Job: Write out the records word for word, with no pictures.

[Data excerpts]
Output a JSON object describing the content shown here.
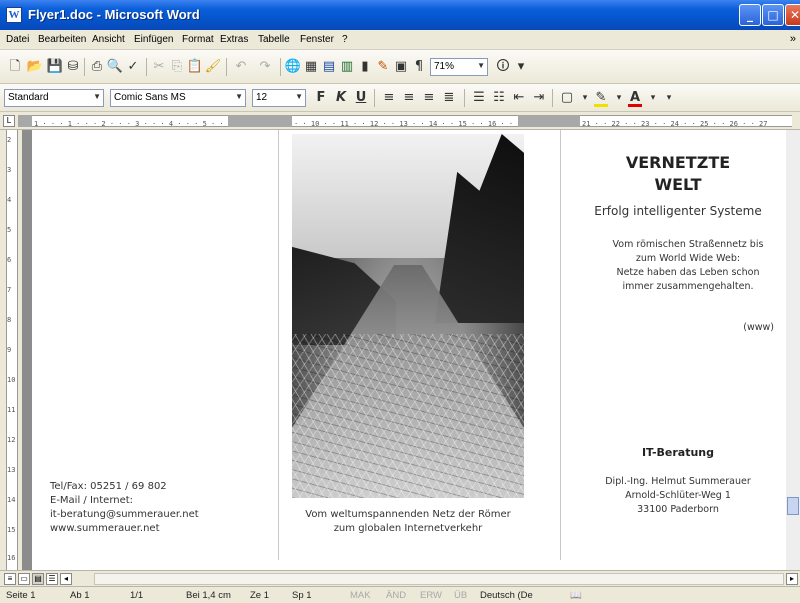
{
  "window": {
    "title": "Flyer1.doc - Microsoft Word",
    "app_icon": "W",
    "buttons": {
      "minimize": "_",
      "maximize": "□",
      "close": "✕"
    }
  },
  "menu": [
    "Datei",
    "Bearbeiten",
    "Ansicht",
    "Einfügen",
    "Format",
    "Extras",
    "Tabelle",
    "Fenster",
    "?"
  ],
  "menu_more": "»",
  "toolbar_standard": {
    "zoom": "71%"
  },
  "toolbar_format": {
    "style": "Standard",
    "font": "Comic Sans MS",
    "size": "12",
    "bold": "F",
    "italic": "K",
    "underline": "U",
    "highlight_color": "#f0e000",
    "font_color": "#e00000"
  },
  "ruler": {
    "ticks_left": "1 · · · 1 · · · 2 · · · 3 · · · 4 · · · 5 · · · 6 · ·",
    "ticks_mid": "· · 10 · · 11 · · 12 · · 13 · · 14 · · 15 · · 16 · · 17 ·",
    "ticks_right": "21 · · 22 · · 23 · · 24 · · 25 · · 26 · · 27"
  },
  "document": {
    "left_column": {
      "phone": "Tel/Fax: 05251 / 69 802",
      "email_label": "E-Mail / Internet:",
      "email": "it-beratung@summerauer.net",
      "web": "www.summerauer.net"
    },
    "middle_column": {
      "caption_line1": "Vom weltumspannenden Netz der Römer",
      "caption_line2": "zum globalen Internetverkehr"
    },
    "right_column": {
      "headline_line1": "VERNETZTE",
      "headline_line2": "WELT",
      "subhead": "Erfolg intelligenter Systeme",
      "intro_line1": "Vom römischen Straßennetz bis",
      "intro_line2": "zum World Wide Web:",
      "intro_line3": "Netze haben das Leben schon",
      "intro_line4": "immer zusammengehalten.",
      "www": "(www)",
      "section_title": "IT-Beratung",
      "name": "Dipl.-Ing. Helmut Summerauer",
      "street": "Arnold-Schlüter-Weg 1",
      "city": "33100 Paderborn"
    }
  },
  "status": {
    "page": "Seite 1",
    "section": "Ab 1",
    "pages": "1/1",
    "position": "Bei 1,4 cm",
    "line": "Ze 1",
    "column": "Sp 1",
    "mak": "MAK",
    "aen": "ÄND",
    "erw": "ERW",
    "ub": "ÜB",
    "language": "Deutsch (De"
  }
}
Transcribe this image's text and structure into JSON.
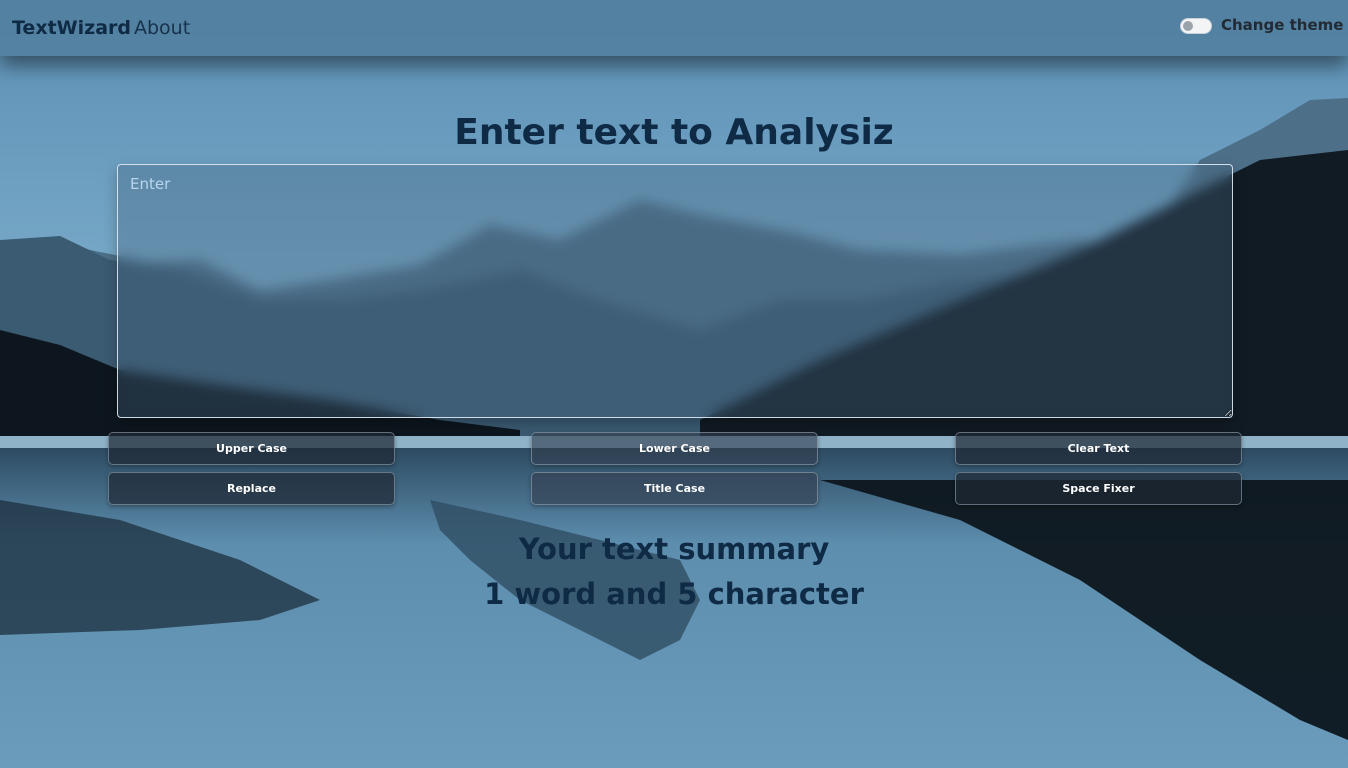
{
  "navbar": {
    "brand": "TextWizard",
    "about_link": "About",
    "theme_toggle_label": "Change theme"
  },
  "main": {
    "heading": "Enter text to Analysiz",
    "textarea": {
      "placeholder": "Enter",
      "value": ""
    },
    "buttons": {
      "upper_case": "Upper Case",
      "lower_case": "Lower Case",
      "clear_text": "Clear Text",
      "replace": "Replace",
      "title_case": "Title Case",
      "space_fixer": "Space Fixer"
    },
    "summary": {
      "title": "Your text summary",
      "count_text": "1 word and 5 character"
    }
  },
  "colors": {
    "navbar_bg": "#5380a0",
    "heading_text": "#0e2a45",
    "button_bg": "#1e2834",
    "button_text": "#ffffff"
  },
  "icons": {
    "theme_toggle": "toggle-switch-icon"
  }
}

Answer to this exercise:
Output a JSON object describing the content shown here.
{
  "window": {
    "title": "Flyer1.doc - Microsoft Word",
    "app_icon": "W",
    "buttons": {
      "minimize": "_",
      "maximize": "□",
      "close": "✕"
    }
  },
  "menu": [
    "Datei",
    "Bearbeiten",
    "Ansicht",
    "Einfügen",
    "Format",
    "Extras",
    "Tabelle",
    "Fenster",
    "?"
  ],
  "menu_more": "»",
  "toolbar_standard": {
    "zoom": "71%"
  },
  "toolbar_format": {
    "style": "Standard",
    "font": "Comic Sans MS",
    "size": "12",
    "bold": "F",
    "italic": "K",
    "underline": "U",
    "highlight_color": "#f0e000",
    "font_color": "#e00000"
  },
  "ruler": {
    "ticks_left": "1 · · · 1 · · · 2 · · · 3 · · · 4 · · · 5 · · · 6 · ·",
    "ticks_mid": "· · 10 · · 11 · · 12 · · 13 · · 14 · · 15 · · 16 · · 17 ·",
    "ticks_right": "21 · · 22 · · 23 · · 24 · · 25 · · 26 · · 27"
  },
  "document": {
    "left_column": {
      "phone": "Tel/Fax: 05251 / 69 802",
      "email_label": "E-Mail / Internet:",
      "email": "it-beratung@summerauer.net",
      "web": "www.summerauer.net"
    },
    "middle_column": {
      "caption_line1": "Vom weltumspannenden Netz der Römer",
      "caption_line2": "zum globalen Internetverkehr"
    },
    "right_column": {
      "headline_line1": "VERNETZTE",
      "headline_line2": "WELT",
      "subhead": "Erfolg intelligenter Systeme",
      "intro_line1": "Vom römischen Straßennetz bis",
      "intro_line2": "zum World Wide Web:",
      "intro_line3": "Netze haben das Leben schon",
      "intro_line4": "immer zusammengehalten.",
      "www": "(www)",
      "section_title": "IT-Beratung",
      "name": "Dipl.-Ing. Helmut Summerauer",
      "street": "Arnold-Schlüter-Weg 1",
      "city": "33100 Paderborn"
    }
  },
  "status": {
    "page": "Seite 1",
    "section": "Ab 1",
    "pages": "1/1",
    "position": "Bei 1,4 cm",
    "line": "Ze 1",
    "column": "Sp 1",
    "mak": "MAK",
    "aen": "ÄND",
    "erw": "ERW",
    "ub": "ÜB",
    "language": "Deutsch (De"
  }
}
Transcribe this image's text and structure into JSON.
{
  "navbar": {
    "brand": "TextWizard",
    "about_link": "About",
    "theme_toggle_label": "Change theme"
  },
  "main": {
    "heading": "Enter text to Analysiz",
    "textarea": {
      "placeholder": "Enter",
      "value": ""
    },
    "buttons": {
      "upper_case": "Upper Case",
      "lower_case": "Lower Case",
      "clear_text": "Clear Text",
      "replace": "Replace",
      "title_case": "Title Case",
      "space_fixer": "Space Fixer"
    },
    "summary": {
      "title": "Your text summary",
      "count_text": "1 word and 5 character"
    }
  },
  "colors": {
    "navbar_bg": "#5380a0",
    "heading_text": "#0e2a45",
    "button_bg": "#1e2834",
    "button_text": "#ffffff"
  },
  "icons": {
    "theme_toggle": "toggle-switch-icon"
  }
}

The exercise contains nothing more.